For the data below, work out how many lines include the string "cliente" and report only the number.

┌──

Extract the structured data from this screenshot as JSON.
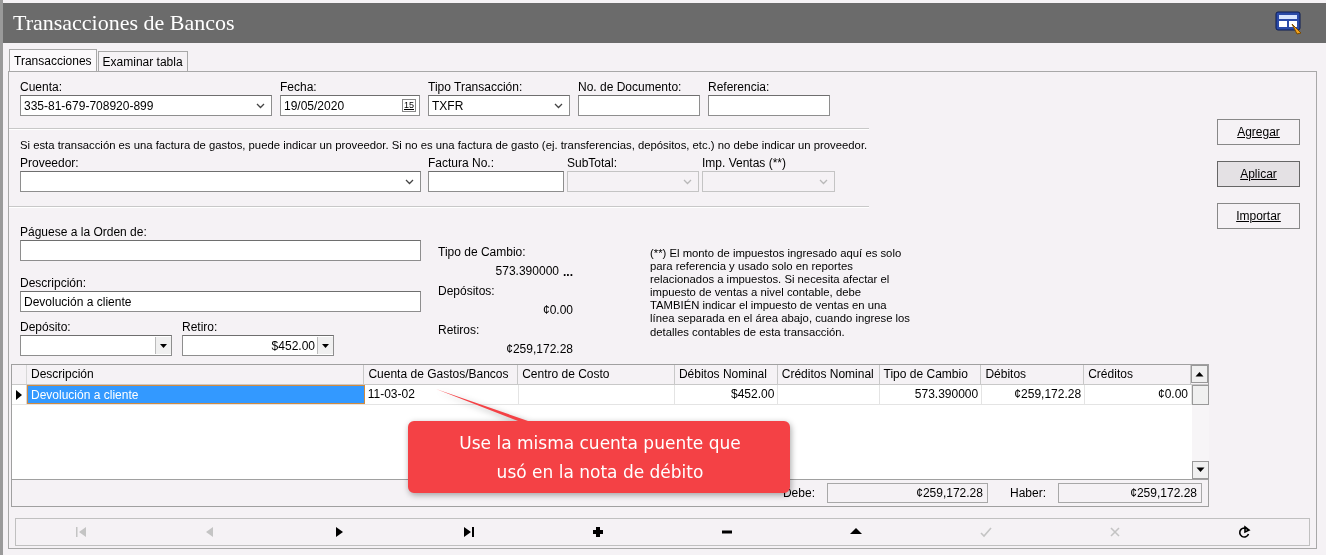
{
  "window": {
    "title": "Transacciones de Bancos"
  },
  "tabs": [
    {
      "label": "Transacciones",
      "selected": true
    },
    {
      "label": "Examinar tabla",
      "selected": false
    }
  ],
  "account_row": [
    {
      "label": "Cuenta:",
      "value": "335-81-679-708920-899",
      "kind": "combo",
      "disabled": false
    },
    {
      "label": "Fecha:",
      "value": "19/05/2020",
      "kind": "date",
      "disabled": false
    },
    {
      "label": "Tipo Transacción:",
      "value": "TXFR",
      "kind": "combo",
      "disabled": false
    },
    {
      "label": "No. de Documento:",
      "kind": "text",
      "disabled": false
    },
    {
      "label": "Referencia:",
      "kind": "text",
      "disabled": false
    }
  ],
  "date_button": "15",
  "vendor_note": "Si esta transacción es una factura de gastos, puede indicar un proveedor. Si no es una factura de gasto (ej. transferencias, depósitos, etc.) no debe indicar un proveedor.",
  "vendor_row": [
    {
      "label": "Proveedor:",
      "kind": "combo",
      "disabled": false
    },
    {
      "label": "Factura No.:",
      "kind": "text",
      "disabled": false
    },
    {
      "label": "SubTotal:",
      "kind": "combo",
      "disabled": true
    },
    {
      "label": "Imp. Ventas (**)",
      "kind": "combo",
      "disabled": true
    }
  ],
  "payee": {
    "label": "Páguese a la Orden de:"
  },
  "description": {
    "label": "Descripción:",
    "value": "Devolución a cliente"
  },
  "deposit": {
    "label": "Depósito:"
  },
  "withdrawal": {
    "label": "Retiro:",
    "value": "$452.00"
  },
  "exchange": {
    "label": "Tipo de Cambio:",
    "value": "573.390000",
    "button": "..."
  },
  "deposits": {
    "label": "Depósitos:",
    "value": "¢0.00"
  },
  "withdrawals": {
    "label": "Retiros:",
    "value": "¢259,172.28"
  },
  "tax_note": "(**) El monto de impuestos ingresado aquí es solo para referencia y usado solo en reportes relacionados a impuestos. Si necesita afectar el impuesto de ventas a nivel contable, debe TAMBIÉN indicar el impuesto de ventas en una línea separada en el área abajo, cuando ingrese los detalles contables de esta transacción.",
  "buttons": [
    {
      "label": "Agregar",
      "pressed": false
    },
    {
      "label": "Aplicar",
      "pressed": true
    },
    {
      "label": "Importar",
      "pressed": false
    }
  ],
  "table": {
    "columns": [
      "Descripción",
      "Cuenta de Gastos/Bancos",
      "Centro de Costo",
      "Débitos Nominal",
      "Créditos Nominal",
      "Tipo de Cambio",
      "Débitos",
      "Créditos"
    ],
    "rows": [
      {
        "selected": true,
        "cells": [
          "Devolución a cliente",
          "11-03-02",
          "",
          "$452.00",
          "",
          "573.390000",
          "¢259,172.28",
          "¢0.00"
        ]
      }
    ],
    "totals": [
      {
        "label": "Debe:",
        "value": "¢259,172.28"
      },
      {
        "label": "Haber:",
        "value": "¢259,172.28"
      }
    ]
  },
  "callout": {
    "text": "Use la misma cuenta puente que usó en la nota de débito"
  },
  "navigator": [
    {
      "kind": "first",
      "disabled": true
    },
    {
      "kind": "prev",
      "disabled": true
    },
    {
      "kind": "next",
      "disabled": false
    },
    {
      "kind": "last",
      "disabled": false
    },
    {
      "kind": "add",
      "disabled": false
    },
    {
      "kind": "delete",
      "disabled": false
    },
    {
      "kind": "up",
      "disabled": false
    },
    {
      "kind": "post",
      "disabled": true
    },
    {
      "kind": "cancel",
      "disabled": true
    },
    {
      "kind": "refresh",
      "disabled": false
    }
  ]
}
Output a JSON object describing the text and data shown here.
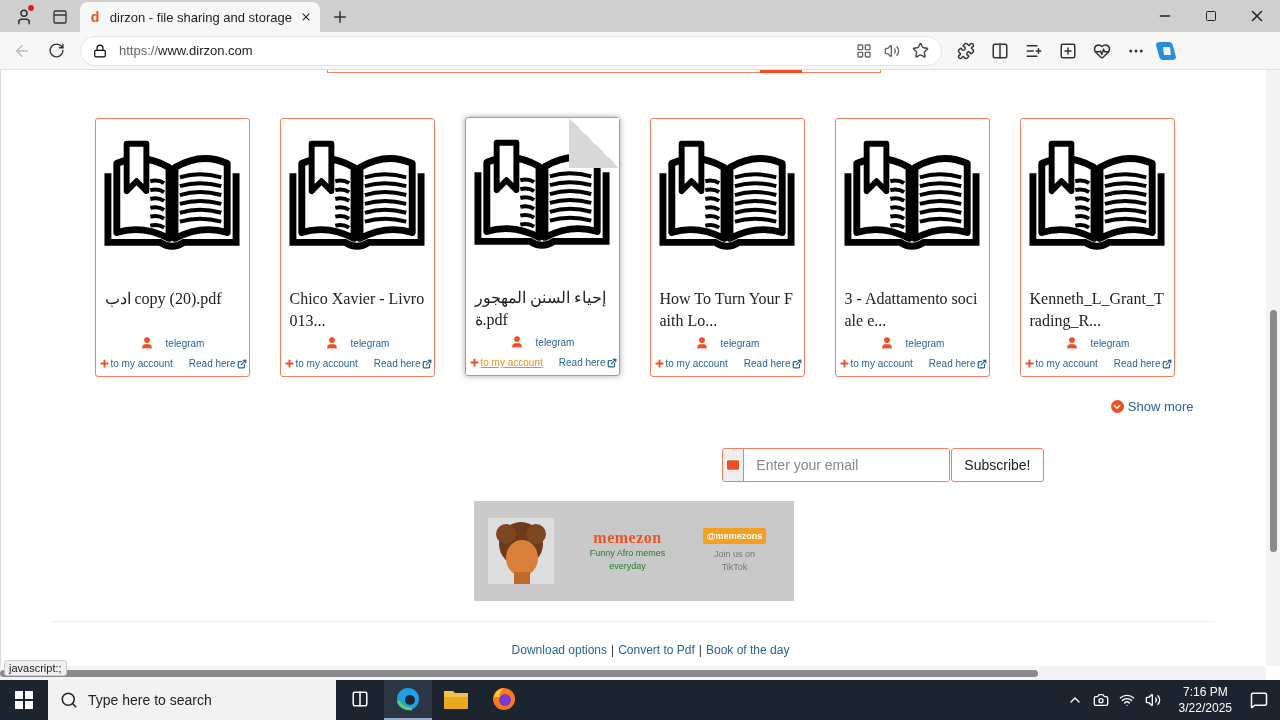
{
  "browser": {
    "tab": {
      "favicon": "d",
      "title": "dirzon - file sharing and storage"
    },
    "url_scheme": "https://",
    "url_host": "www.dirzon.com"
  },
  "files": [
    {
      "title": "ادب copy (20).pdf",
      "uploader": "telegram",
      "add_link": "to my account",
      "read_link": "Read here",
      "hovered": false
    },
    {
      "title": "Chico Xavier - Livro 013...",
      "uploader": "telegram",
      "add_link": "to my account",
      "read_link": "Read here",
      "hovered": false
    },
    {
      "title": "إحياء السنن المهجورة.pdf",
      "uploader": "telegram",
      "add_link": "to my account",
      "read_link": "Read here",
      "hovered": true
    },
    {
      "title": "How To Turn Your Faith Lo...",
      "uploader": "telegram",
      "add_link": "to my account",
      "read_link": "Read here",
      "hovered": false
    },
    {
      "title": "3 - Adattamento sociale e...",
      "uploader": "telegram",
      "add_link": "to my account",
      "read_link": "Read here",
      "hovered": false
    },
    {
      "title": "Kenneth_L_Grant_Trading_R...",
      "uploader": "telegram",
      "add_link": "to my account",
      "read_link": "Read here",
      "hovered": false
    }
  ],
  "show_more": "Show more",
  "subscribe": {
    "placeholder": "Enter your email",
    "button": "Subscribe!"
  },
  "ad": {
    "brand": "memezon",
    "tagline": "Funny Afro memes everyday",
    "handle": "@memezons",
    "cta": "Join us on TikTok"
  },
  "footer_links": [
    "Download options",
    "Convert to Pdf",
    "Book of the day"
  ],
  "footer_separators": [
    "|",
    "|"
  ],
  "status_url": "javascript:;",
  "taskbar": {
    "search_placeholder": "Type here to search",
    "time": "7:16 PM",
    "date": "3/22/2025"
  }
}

└──
┌──

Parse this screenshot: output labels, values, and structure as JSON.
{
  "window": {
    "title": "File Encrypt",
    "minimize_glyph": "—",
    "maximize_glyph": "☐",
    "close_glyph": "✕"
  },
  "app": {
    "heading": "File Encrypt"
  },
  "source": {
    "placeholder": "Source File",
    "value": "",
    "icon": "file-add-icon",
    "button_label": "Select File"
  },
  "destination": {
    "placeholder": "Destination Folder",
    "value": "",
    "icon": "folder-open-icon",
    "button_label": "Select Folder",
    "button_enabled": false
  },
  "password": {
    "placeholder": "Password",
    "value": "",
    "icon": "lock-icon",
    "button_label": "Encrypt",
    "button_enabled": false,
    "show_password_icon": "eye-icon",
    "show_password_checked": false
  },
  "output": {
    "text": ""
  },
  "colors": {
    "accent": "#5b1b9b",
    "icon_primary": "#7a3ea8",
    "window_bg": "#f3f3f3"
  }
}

└──

● **Task response**
2